[begin EXERCISE DATA]

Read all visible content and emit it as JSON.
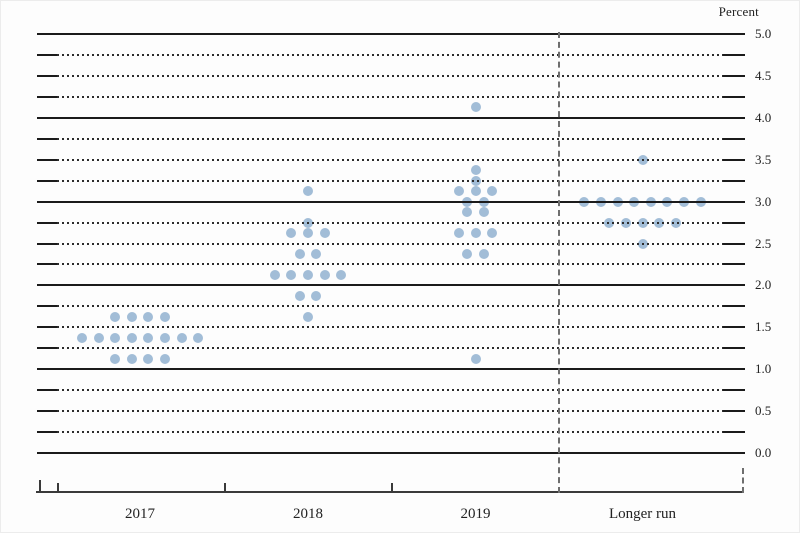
{
  "chart_data": {
    "type": "scatter",
    "subtype": "fomc-dot-plot",
    "title": "",
    "xlabel": "",
    "ylabel": "Percent",
    "ylim": [
      0.0,
      5.0
    ],
    "y_tick_step": 0.5,
    "y_tick_labels": [
      "5.0",
      "4.5",
      "4.0",
      "3.5",
      "3.0",
      "2.5",
      "2.0",
      "1.5",
      "1.0",
      "0.5",
      "0.0"
    ],
    "gridlines": {
      "solid_step": 1.0,
      "dotted_step": 0.25,
      "grid_on": true
    },
    "legend": null,
    "categories": [
      "2017",
      "2018",
      "2019",
      "Longer run"
    ],
    "separator_after_category": "2019",
    "groups": [
      {
        "category": "2017",
        "dots": [
          {
            "rate": 1.625,
            "count": 4
          },
          {
            "rate": 1.375,
            "count": 8
          },
          {
            "rate": 1.125,
            "count": 4
          }
        ]
      },
      {
        "category": "2018",
        "dots": [
          {
            "rate": 3.125,
            "count": 1
          },
          {
            "rate": 2.75,
            "count": 1
          },
          {
            "rate": 2.625,
            "count": 3
          },
          {
            "rate": 2.375,
            "count": 2
          },
          {
            "rate": 2.125,
            "count": 5
          },
          {
            "rate": 1.875,
            "count": 2
          },
          {
            "rate": 1.625,
            "count": 1
          }
        ]
      },
      {
        "category": "2019",
        "dots": [
          {
            "rate": 4.125,
            "count": 1
          },
          {
            "rate": 3.375,
            "count": 1
          },
          {
            "rate": 3.25,
            "count": 1
          },
          {
            "rate": 3.125,
            "count": 3
          },
          {
            "rate": 3.0,
            "count": 2
          },
          {
            "rate": 2.875,
            "count": 2
          },
          {
            "rate": 2.625,
            "count": 3
          },
          {
            "rate": 2.375,
            "count": 2
          },
          {
            "rate": 1.125,
            "count": 1
          }
        ]
      },
      {
        "category": "Longer run",
        "dots": [
          {
            "rate": 3.5,
            "count": 1
          },
          {
            "rate": 3.0,
            "count": 8
          },
          {
            "rate": 2.75,
            "count": 5
          },
          {
            "rate": 2.5,
            "count": 1
          }
        ]
      }
    ],
    "colors": {
      "dot": "#a2bdd7",
      "solid_gridline": "#1b1b1b",
      "dotted_gridline": "#2b2b2b",
      "separator": "#6e6e6e",
      "axis": "#3a3a3a",
      "text": "#222222"
    }
  }
}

[end EXERCISE DATA]

= PROBLEM DETAILS =
Omit the pictures. Output every record above word for word.

= RESULT FOR THIS EXERCISE =
Read all visible content and emit it as JSON.
{
  "chart_data": {
    "type": "scatter",
    "subtype": "fomc-dot-plot",
    "title": "",
    "xlabel": "",
    "ylabel": "Percent",
    "ylim": [
      0.0,
      5.0
    ],
    "y_tick_step": 0.5,
    "y_tick_labels": [
      "5.0",
      "4.5",
      "4.0",
      "3.5",
      "3.0",
      "2.5",
      "2.0",
      "1.5",
      "1.0",
      "0.5",
      "0.0"
    ],
    "gridlines": {
      "solid_step": 1.0,
      "dotted_step": 0.25,
      "grid_on": true
    },
    "legend": null,
    "categories": [
      "2017",
      "2018",
      "2019",
      "Longer run"
    ],
    "separator_after_category": "2019",
    "groups": [
      {
        "category": "2017",
        "dots": [
          {
            "rate": 1.625,
            "count": 4
          },
          {
            "rate": 1.375,
            "count": 8
          },
          {
            "rate": 1.125,
            "count": 4
          }
        ]
      },
      {
        "category": "2018",
        "dots": [
          {
            "rate": 3.125,
            "count": 1
          },
          {
            "rate": 2.75,
            "count": 1
          },
          {
            "rate": 2.625,
            "count": 3
          },
          {
            "rate": 2.375,
            "count": 2
          },
          {
            "rate": 2.125,
            "count": 5
          },
          {
            "rate": 1.875,
            "count": 2
          },
          {
            "rate": 1.625,
            "count": 1
          }
        ]
      },
      {
        "category": "2019",
        "dots": [
          {
            "rate": 4.125,
            "count": 1
          },
          {
            "rate": 3.375,
            "count": 1
          },
          {
            "rate": 3.25,
            "count": 1
          },
          {
            "rate": 3.125,
            "count": 3
          },
          {
            "rate": 3.0,
            "count": 2
          },
          {
            "rate": 2.875,
            "count": 2
          },
          {
            "rate": 2.625,
            "count": 3
          },
          {
            "rate": 2.375,
            "count": 2
          },
          {
            "rate": 1.125,
            "count": 1
          }
        ]
      },
      {
        "category": "Longer run",
        "dots": [
          {
            "rate": 3.5,
            "count": 1
          },
          {
            "rate": 3.0,
            "count": 8
          },
          {
            "rate": 2.75,
            "count": 5
          },
          {
            "rate": 2.5,
            "count": 1
          }
        ]
      }
    ],
    "colors": {
      "dot": "#a2bdd7",
      "solid_gridline": "#1b1b1b",
      "dotted_gridline": "#2b2b2b",
      "separator": "#6e6e6e",
      "axis": "#3a3a3a",
      "text": "#222222"
    }
  }
}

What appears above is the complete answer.